## Records from a collection of figures
━━━━

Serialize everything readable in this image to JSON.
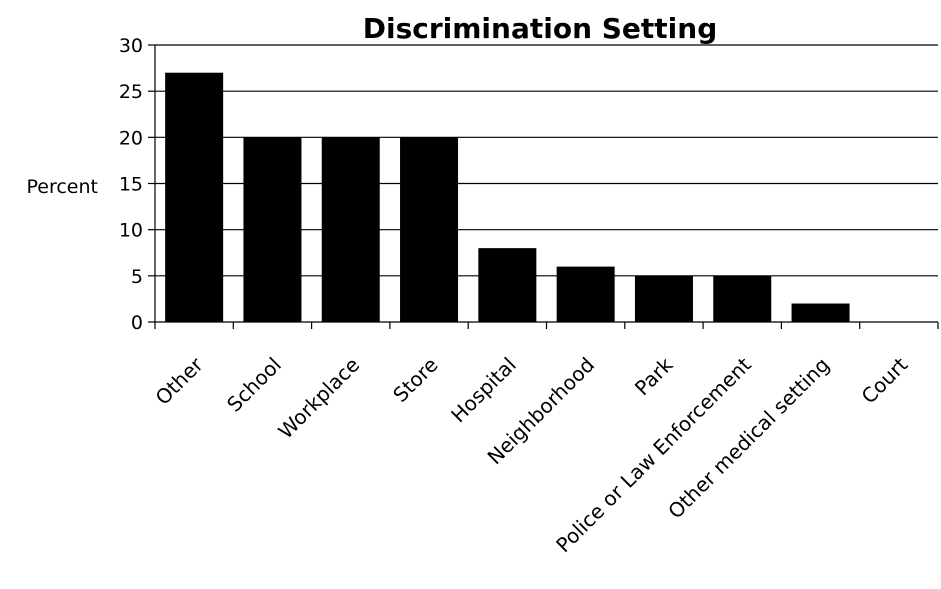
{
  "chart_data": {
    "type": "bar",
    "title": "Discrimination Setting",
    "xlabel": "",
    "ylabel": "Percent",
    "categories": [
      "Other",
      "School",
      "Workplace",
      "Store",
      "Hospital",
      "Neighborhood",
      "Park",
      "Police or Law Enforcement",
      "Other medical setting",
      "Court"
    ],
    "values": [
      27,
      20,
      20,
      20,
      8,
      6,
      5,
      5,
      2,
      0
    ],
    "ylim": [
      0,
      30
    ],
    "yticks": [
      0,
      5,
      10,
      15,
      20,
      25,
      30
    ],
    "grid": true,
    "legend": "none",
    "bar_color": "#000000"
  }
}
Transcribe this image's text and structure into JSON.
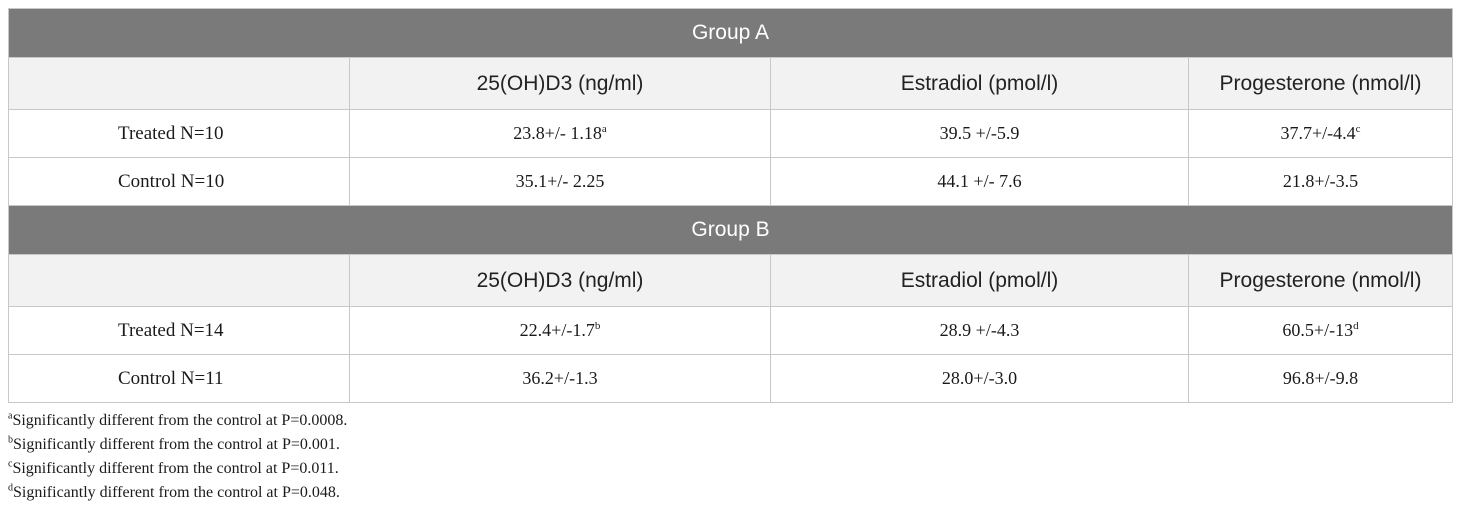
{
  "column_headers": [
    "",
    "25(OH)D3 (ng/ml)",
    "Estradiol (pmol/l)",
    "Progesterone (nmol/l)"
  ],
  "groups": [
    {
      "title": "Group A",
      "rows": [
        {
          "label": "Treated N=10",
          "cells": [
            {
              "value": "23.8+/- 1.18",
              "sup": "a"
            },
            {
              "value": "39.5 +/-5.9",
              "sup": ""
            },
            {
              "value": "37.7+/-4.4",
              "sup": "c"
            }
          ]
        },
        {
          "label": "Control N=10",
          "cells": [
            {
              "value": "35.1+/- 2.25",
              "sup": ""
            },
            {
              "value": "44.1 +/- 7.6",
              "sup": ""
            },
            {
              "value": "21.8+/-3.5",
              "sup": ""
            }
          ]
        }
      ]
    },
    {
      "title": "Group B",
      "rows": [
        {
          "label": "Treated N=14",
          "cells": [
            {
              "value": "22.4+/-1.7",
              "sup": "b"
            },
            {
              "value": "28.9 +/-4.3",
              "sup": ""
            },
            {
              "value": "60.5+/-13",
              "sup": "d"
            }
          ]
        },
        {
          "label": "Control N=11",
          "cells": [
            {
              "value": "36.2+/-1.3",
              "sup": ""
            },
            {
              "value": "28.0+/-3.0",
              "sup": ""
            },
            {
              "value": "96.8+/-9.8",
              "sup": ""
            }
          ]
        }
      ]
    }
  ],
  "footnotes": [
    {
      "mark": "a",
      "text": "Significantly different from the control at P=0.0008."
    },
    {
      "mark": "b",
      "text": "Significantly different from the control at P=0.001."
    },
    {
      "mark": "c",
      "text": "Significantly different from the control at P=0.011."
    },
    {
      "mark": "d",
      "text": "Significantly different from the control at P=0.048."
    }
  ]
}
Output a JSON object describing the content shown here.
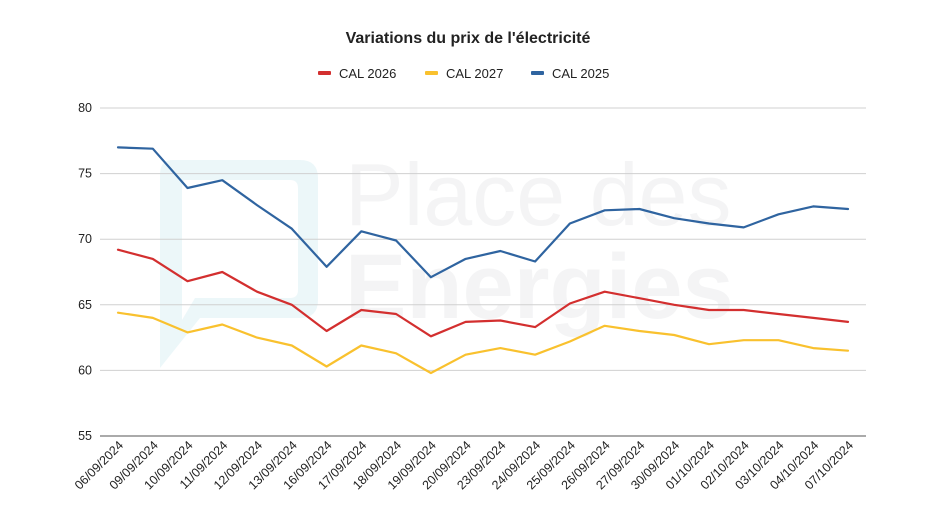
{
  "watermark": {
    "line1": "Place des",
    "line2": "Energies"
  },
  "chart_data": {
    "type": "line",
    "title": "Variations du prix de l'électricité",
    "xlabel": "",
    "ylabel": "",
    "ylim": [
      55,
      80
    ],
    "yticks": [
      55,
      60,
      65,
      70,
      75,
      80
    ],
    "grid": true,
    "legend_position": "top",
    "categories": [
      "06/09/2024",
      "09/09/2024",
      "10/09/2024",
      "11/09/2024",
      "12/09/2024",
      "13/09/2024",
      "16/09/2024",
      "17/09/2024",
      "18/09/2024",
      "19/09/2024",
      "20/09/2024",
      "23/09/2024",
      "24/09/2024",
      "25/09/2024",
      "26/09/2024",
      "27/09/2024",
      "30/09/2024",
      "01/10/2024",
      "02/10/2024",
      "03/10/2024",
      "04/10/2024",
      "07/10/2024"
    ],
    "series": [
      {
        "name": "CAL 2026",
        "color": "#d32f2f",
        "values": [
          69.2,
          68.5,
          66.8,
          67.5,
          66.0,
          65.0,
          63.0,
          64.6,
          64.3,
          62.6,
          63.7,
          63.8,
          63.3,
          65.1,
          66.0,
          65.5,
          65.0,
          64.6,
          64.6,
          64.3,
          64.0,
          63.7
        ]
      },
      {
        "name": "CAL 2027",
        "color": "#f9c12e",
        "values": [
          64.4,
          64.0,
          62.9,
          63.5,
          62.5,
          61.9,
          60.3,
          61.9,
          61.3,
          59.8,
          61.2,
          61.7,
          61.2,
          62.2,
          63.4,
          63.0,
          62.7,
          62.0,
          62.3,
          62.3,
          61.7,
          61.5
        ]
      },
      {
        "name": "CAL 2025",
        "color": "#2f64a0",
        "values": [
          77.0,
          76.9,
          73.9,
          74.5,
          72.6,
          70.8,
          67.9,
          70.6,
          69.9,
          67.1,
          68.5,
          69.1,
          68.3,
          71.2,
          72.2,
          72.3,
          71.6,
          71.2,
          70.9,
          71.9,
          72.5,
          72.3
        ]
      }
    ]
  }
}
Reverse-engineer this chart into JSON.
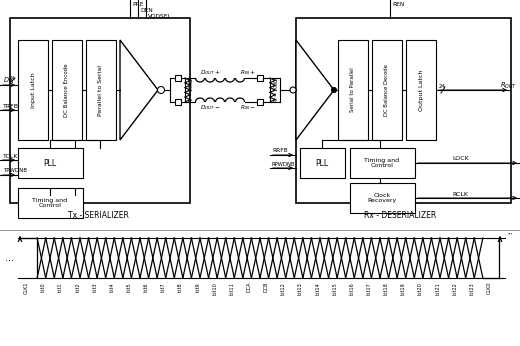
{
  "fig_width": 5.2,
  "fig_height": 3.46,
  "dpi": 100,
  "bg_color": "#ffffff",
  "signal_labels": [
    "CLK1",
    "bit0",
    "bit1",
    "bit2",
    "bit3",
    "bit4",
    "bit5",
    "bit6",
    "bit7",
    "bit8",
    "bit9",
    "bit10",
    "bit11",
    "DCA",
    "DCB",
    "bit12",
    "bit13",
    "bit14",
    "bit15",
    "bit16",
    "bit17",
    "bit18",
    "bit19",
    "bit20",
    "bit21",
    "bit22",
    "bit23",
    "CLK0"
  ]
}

━━━━

## Written exercise
Tally up the lines in the preceding listing that contain the string "Significantly". Respond with the number and nothing else.

## Answer to this exercise
4